## Goal
Check every line in the records below for the word "一只神捧写功史" and report how many have it, nothing more.
## start
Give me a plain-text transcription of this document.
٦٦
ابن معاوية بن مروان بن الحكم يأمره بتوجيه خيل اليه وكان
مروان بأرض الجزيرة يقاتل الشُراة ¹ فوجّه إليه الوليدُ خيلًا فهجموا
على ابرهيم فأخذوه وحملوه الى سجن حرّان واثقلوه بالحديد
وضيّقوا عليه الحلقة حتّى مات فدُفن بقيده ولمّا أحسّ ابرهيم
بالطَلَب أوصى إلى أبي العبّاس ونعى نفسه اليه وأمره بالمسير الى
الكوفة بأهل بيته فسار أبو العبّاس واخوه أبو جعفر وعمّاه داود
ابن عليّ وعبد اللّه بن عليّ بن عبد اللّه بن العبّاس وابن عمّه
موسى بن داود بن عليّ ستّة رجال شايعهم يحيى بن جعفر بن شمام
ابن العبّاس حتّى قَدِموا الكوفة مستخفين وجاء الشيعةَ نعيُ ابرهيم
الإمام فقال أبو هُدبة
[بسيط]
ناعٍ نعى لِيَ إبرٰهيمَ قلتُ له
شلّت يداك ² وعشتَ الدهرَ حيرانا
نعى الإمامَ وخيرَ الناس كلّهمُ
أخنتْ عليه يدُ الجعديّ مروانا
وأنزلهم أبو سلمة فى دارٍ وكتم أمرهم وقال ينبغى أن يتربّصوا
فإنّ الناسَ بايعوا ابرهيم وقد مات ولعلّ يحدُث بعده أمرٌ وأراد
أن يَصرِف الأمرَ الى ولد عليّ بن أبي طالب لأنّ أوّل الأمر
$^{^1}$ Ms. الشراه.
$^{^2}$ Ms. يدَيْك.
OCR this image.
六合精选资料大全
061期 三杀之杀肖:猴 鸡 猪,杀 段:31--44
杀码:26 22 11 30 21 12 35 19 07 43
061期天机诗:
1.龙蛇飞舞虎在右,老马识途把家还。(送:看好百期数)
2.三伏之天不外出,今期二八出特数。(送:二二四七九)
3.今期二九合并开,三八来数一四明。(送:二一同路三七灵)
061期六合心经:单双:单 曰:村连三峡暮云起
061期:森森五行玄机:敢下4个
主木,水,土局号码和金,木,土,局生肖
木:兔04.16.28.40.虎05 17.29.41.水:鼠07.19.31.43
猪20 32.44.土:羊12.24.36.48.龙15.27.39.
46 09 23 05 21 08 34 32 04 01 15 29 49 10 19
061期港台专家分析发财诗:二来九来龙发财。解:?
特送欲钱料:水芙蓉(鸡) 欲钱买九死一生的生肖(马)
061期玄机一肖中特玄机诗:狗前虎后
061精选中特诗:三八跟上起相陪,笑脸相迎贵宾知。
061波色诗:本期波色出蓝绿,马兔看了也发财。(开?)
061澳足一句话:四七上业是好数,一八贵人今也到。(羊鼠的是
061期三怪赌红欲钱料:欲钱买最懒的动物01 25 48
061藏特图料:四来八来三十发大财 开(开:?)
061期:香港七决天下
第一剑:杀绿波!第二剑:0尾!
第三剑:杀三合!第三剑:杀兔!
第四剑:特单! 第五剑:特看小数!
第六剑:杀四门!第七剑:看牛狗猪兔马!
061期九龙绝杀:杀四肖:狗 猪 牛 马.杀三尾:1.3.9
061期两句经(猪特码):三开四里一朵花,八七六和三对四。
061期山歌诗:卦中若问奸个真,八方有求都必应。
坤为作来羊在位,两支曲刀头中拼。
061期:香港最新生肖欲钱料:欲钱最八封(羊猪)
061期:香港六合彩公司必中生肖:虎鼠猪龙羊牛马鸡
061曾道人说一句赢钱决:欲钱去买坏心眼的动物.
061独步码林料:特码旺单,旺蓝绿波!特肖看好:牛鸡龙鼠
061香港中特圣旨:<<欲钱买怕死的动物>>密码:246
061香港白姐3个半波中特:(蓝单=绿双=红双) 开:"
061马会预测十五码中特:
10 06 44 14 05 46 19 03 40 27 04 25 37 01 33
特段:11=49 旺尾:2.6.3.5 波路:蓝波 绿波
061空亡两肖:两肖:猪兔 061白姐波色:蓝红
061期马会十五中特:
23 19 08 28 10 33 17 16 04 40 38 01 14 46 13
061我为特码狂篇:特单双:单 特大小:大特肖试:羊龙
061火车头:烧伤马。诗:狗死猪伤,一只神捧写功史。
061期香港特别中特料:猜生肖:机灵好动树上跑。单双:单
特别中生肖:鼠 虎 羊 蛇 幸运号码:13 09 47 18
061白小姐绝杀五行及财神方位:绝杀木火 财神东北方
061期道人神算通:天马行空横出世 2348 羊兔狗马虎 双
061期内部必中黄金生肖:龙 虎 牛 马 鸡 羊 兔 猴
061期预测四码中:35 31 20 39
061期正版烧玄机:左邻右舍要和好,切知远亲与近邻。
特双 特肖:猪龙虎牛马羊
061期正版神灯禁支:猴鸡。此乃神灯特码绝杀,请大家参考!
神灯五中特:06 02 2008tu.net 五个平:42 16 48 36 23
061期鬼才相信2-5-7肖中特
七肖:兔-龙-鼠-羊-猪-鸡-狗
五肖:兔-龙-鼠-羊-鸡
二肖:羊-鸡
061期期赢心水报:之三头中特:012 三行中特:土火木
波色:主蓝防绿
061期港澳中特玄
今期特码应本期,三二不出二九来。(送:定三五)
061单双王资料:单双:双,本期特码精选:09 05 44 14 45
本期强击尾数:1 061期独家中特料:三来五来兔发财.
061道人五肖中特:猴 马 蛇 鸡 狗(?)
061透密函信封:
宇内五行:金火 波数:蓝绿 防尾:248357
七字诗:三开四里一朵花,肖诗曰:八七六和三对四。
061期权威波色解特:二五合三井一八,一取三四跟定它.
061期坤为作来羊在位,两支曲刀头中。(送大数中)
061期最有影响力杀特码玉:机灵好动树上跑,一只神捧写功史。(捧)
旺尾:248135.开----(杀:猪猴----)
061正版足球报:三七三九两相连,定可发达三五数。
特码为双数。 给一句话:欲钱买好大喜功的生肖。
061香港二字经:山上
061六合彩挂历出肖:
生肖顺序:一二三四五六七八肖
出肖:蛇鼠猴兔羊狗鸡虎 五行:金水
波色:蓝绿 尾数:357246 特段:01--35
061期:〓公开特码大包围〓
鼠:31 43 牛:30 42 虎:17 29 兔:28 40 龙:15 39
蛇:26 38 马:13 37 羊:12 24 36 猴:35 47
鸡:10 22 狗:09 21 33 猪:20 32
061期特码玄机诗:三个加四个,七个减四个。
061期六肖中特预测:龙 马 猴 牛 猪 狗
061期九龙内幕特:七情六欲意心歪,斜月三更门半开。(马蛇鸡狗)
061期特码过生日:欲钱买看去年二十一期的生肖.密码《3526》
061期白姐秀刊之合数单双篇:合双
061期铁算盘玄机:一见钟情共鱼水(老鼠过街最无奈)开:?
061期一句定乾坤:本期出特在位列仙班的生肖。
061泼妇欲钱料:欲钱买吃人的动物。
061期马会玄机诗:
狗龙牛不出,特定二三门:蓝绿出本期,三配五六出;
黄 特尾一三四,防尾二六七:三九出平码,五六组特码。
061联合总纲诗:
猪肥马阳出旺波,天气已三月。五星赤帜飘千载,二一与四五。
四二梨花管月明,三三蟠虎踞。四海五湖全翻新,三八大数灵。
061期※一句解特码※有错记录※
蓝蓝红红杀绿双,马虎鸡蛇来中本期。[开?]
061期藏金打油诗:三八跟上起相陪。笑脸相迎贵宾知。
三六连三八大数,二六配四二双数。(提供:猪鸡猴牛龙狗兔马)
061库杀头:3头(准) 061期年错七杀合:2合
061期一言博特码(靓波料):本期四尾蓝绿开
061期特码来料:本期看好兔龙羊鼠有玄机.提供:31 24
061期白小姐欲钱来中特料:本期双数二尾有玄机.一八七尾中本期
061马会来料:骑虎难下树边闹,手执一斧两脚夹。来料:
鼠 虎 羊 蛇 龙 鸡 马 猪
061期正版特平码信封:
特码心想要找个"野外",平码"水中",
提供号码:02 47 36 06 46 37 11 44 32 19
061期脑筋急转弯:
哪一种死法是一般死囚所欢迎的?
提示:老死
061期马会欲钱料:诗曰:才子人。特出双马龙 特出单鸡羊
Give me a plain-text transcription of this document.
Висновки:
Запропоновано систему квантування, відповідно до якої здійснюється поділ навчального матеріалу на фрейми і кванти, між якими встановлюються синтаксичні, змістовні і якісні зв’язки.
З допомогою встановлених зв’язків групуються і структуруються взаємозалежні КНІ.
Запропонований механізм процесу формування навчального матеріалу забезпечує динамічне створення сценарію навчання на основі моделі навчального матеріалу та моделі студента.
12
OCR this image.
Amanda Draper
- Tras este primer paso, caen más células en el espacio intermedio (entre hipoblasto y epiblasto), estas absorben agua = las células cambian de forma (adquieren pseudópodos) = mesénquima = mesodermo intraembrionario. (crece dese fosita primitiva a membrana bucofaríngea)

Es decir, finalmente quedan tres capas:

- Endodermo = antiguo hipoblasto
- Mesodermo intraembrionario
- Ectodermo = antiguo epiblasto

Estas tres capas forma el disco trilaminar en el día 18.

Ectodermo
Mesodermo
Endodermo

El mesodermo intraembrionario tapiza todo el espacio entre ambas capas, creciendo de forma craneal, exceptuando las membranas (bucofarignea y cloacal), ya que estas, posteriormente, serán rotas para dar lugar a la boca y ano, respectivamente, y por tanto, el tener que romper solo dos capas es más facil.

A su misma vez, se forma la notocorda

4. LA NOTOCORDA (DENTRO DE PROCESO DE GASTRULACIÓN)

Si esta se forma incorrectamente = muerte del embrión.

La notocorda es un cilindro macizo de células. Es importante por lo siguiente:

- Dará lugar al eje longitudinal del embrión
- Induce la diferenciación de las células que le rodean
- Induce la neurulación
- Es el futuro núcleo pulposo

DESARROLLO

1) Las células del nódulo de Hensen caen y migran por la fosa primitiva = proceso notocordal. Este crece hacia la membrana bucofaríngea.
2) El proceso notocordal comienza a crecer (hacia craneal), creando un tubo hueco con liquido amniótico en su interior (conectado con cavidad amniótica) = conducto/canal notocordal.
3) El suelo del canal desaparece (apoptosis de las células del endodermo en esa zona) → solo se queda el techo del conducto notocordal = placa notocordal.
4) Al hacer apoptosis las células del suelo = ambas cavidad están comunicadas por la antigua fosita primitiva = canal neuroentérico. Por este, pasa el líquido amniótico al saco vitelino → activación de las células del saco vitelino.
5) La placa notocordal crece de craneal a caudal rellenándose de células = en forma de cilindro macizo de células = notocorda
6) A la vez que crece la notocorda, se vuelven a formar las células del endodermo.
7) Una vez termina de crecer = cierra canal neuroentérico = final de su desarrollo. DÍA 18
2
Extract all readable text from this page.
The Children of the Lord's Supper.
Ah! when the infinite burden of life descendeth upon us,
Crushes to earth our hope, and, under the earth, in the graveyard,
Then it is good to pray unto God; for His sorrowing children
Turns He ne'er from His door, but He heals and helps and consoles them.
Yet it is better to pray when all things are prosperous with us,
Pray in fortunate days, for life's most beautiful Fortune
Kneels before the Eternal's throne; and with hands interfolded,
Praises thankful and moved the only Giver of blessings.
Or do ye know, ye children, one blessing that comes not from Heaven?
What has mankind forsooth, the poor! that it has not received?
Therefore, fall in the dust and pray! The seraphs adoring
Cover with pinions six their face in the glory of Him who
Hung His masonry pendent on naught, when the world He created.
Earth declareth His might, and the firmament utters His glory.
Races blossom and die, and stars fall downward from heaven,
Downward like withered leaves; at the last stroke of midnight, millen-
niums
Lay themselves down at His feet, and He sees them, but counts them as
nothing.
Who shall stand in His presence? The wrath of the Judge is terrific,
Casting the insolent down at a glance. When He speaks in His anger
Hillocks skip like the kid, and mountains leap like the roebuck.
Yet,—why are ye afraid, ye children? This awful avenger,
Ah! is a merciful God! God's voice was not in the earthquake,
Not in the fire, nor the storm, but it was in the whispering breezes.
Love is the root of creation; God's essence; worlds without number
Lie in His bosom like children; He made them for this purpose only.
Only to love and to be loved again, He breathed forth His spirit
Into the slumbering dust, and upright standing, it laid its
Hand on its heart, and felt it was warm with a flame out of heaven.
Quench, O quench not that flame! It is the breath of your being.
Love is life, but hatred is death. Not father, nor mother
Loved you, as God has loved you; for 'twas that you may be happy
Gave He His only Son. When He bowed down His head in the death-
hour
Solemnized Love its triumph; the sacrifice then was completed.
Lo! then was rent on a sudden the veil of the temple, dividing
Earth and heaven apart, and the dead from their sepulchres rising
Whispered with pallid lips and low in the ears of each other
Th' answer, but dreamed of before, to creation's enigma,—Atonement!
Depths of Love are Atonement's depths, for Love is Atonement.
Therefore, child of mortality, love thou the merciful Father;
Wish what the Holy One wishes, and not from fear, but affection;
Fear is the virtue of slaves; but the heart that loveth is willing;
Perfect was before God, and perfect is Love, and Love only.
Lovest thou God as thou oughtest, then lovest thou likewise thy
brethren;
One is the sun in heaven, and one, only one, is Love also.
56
## end
## Response for this exercise
2